### Do this
Find how many lines contain the word "weight" and state that number alone.

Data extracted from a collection
- - -
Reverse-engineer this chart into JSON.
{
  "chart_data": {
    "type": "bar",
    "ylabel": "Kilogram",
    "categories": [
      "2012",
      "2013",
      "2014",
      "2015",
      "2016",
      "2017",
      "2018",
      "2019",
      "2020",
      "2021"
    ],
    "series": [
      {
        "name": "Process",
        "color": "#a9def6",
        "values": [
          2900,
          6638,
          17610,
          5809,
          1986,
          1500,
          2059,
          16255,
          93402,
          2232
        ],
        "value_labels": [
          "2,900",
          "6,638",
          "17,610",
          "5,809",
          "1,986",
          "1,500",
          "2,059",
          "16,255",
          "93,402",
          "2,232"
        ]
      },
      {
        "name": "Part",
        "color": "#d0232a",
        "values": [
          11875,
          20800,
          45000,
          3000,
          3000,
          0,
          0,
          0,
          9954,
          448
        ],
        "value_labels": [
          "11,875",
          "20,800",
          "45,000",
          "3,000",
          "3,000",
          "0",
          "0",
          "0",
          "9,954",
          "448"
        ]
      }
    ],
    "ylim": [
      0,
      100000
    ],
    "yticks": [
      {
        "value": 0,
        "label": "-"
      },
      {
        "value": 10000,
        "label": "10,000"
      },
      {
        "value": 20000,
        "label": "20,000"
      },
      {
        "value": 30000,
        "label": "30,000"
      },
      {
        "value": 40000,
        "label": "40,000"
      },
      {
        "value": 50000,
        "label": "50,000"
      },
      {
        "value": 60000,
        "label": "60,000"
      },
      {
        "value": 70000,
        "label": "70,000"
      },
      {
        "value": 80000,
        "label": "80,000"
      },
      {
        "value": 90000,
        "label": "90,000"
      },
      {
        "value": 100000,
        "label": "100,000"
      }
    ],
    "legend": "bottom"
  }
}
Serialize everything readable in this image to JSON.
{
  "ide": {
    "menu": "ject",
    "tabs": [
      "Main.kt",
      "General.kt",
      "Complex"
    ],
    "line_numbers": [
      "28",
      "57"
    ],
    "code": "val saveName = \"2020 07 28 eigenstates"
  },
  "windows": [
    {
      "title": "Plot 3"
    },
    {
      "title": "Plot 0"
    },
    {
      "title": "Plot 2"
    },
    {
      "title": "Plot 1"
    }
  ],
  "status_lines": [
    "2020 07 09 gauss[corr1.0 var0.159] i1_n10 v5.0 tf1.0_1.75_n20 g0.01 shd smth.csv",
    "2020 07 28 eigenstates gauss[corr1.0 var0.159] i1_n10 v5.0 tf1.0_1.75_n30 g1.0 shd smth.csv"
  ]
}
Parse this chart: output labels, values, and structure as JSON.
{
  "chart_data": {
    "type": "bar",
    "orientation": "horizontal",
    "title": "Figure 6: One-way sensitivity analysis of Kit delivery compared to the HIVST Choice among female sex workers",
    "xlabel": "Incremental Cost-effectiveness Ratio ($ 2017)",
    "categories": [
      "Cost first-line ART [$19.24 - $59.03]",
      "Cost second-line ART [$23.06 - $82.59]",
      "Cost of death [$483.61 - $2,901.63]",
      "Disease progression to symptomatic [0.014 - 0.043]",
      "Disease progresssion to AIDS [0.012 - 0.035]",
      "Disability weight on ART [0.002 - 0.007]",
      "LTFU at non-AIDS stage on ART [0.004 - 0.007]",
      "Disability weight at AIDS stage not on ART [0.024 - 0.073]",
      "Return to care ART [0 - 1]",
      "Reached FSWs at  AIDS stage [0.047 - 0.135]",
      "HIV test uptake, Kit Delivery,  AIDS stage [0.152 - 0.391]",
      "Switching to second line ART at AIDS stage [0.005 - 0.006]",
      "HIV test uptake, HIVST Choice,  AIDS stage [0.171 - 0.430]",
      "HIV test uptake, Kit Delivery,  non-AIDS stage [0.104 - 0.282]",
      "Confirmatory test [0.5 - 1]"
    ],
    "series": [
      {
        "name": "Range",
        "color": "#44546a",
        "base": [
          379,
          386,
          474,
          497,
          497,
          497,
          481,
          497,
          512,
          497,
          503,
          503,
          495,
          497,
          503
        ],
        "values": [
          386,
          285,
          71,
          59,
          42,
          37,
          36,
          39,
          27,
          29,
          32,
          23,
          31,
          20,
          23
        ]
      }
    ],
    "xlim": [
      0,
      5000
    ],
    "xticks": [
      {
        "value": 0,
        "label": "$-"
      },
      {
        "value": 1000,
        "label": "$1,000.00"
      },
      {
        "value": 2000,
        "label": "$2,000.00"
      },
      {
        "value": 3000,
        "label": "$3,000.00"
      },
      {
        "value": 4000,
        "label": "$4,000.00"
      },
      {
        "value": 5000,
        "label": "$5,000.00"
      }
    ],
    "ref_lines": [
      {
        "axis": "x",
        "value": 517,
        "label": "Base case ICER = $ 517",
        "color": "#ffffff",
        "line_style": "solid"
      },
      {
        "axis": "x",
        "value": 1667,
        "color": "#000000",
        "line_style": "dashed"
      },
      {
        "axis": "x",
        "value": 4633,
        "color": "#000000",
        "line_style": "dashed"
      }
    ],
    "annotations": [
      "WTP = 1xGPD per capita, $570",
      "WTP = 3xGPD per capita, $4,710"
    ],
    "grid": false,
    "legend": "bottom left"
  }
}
- - -
### Correct output
2